#### DIRECTIONS
Can you rewrite all the entries below as a JSON list of strings, with one string per line, no blank lines, and the pictures left out?

#### RECORDS SUPPLIED
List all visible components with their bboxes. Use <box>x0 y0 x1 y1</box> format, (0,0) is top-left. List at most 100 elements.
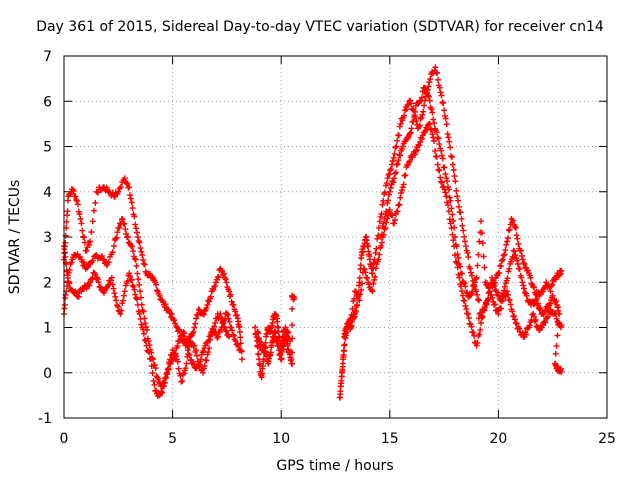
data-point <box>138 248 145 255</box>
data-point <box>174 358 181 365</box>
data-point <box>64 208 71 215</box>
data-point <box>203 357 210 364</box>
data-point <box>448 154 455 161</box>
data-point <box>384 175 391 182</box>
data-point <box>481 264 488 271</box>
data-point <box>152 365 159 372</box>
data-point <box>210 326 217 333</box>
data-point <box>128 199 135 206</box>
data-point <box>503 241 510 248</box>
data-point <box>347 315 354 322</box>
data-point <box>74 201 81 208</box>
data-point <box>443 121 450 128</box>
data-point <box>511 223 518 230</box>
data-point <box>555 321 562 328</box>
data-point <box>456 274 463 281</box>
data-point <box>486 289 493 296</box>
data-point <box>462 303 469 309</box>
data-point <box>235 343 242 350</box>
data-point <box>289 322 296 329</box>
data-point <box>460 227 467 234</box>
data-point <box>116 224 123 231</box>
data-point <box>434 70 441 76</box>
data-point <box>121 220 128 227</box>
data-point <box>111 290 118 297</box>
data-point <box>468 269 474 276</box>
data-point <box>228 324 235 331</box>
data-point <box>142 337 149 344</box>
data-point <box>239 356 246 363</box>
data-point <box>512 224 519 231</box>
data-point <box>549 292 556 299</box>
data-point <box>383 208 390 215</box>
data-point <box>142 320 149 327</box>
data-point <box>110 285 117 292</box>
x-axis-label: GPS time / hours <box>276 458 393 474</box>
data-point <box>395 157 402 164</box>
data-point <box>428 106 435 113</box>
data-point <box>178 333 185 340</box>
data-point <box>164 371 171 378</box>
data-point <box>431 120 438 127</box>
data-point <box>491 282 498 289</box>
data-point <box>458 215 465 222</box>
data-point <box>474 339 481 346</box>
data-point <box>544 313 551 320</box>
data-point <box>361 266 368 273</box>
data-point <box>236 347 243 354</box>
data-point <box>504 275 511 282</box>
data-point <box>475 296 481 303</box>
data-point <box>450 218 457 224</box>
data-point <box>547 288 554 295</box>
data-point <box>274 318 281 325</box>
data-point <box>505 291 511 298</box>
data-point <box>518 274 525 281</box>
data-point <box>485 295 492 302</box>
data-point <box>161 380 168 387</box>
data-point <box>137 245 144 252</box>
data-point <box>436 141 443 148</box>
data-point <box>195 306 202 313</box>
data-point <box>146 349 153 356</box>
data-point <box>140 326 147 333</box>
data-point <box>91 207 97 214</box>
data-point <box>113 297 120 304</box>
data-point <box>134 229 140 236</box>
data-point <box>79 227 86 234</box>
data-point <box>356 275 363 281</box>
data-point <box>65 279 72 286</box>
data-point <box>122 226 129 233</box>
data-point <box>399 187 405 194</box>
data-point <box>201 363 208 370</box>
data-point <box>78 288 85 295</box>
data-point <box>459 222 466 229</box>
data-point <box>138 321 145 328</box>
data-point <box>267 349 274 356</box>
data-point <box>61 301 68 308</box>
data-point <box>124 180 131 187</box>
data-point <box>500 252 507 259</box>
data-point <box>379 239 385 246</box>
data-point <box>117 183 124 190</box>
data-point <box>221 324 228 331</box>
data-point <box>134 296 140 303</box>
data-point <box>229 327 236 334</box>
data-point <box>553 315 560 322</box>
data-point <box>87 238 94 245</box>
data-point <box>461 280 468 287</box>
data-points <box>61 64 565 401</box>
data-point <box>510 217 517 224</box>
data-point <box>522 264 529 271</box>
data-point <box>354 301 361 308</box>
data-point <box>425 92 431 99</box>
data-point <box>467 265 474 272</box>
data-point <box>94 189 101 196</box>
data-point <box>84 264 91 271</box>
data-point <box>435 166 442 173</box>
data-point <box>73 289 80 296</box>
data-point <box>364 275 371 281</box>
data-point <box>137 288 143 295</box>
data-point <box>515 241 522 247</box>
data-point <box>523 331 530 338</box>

#### OUTPUT BELOW
[
  "List all visible components with their bboxes. Use <box>x0 y0 x1 y1</box> format, (0,0) is top-left. List at most 100 elements.",
  "data-point <box>138 248 145 255</box>",
  "data-point <box>174 358 181 365</box>",
  "data-point <box>64 208 71 215</box>",
  "data-point <box>203 357 210 364</box>",
  "data-point <box>448 154 455 161</box>",
  "data-point <box>384 175 391 182</box>",
  "data-point <box>481 264 488 271</box>",
  "data-point <box>152 365 159 372</box>",
  "data-point <box>210 326 217 333</box>",
  "data-point <box>128 199 135 206</box>",
  "data-point <box>503 241 510 248</box>",
  "data-point <box>347 315 354 322</box>",
  "data-point <box>74 201 81 208</box>",
  "data-point <box>443 121 450 128</box>",
  "data-point <box>511 223 518 230</box>",
  "data-point <box>555 321 562 328</box>",
  "data-point <box>456 274 463 281</box>",
  "data-point <box>486 289 493 296</box>",
  "data-point <box>462 303 469 309</box>",
  "data-point <box>235 343 242 350</box>",
  "data-point <box>289 322 296 329</box>",
  "data-point <box>460 227 467 234</box>",
  "data-point <box>116 224 123 231</box>",
  "data-point <box>434 70 441 76</box>",
  "data-point <box>121 220 128 227</box>",
  "data-point <box>111 290 118 297</box>",
  "data-point <box>468 269 474 276</box>",
  "data-point <box>228 324 235 331</box>",
  "data-point <box>142 337 149 344</box>",
  "data-point <box>239 356 246 363</box>",
  "data-point <box>512 224 519 231</box>",
  "data-point <box>549 292 556 299</box>",
  "data-point <box>383 208 390 215</box>",
  "data-point <box>142 320 149 327</box>",
  "data-point <box>110 285 117 292</box>",
  "x-axis-label: GPS time / hours <box>276 458 393 474</box>",
  "data-point <box>395 157 402 164</box>",
  "data-point <box>428 106 435 113</box>",
  "data-point <box>178 333 185 340</box>",
  "data-point <box>164 371 171 378</box>",
  "data-point <box>431 120 438 127</box>",
  "data-point <box>491 282 498 289</box>",
  "data-point <box>458 215 465 222</box>",
  "data-point <box>474 339 481 346</box>",
  "data-point <box>544 313 551 320</box>",
  "data-point <box>361 266 368 273</box>",
  "data-point <box>236 347 243 354</box>",
  "data-point <box>504 275 511 282</box>",
  "data-point <box>475 296 481 303</box>",
  "data-point <box>450 218 457 224</box>",
  "data-point <box>547 288 554 295</box>",
  "data-point <box>274 318 281 325</box>",
  "data-point <box>505 291 511 298</box>",
  "data-point <box>518 274 525 281</box>",
  "data-point <box>485 295 492 302</box>",
  "data-point <box>161 380 168 387</box>",
  "data-point <box>137 245 144 252</box>",
  "data-point <box>436 141 443 148</box>",
  "data-point <box>195 306 202 313</box>",
  "data-point <box>146 349 153 356</box>",
  "data-point <box>140 326 147 333</box>",
  "data-point <box>91 207 97 214</box>",
  "data-point <box>113 297 120 304</box>",
  "data-point <box>134 229 140 236</box>",
  "data-point <box>79 227 86 234</box>",
  "data-point <box>356 275 363 281</box>",
  "data-point <box>65 279 72 286</box>",
  "data-point <box>122 226 129 233</box>",
  "data-point <box>399 187 405 194</box>",
  "data-point <box>201 363 208 370</box>",
  "data-point <box>78 288 85 295</box>",
  "data-point <box>459 222 466 229</box>",
  "data-point <box>138 321 145 328</box>",
  "data-point <box>267 349 274 356</box>",
  "data-point <box>61 301 68 308</box>",
  "data-point <box>124 180 131 187</box>",
  "data-point <box>500 252 507 259</box>",
  "data-point <box>379 239 385 246</box>",
  "data-point <box>117 183 124 190</box>",
  "data-point <box>221 324 228 331</box>",
  "data-point <box>134 296 140 303</box>",
  "data-point <box>229 327 236 334</box>",
  "data-point <box>553 315 560 322</box>",
  "data-point <box>87 238 94 245</box>",
  "data-point <box>461 280 468 287</box>",
  "data-points <box>61 64 565 401</box>",
  "data-point <box>510 217 517 224</box>",
  "data-point <box>522 264 529 271</box>",
  "data-point <box>354 301 361 308</box>",
  "data-point <box>425 92 431 99</box>",
  "data-point <box>467 265 474 272</box>",
  "data-point <box>94 189 101 196</box>",
  "data-point <box>84 264 91 271</box>",
  "data-point <box>435 166 442 173</box>",
  "data-point <box>73 289 80 296</box>",
  "data-point <box>364 275 371 281</box>",
  "data-point <box>137 288 143 295</box>",
  "data-point <box>515 241 522 247</box>",
  "data-point <box>523 331 530 338</box>"
]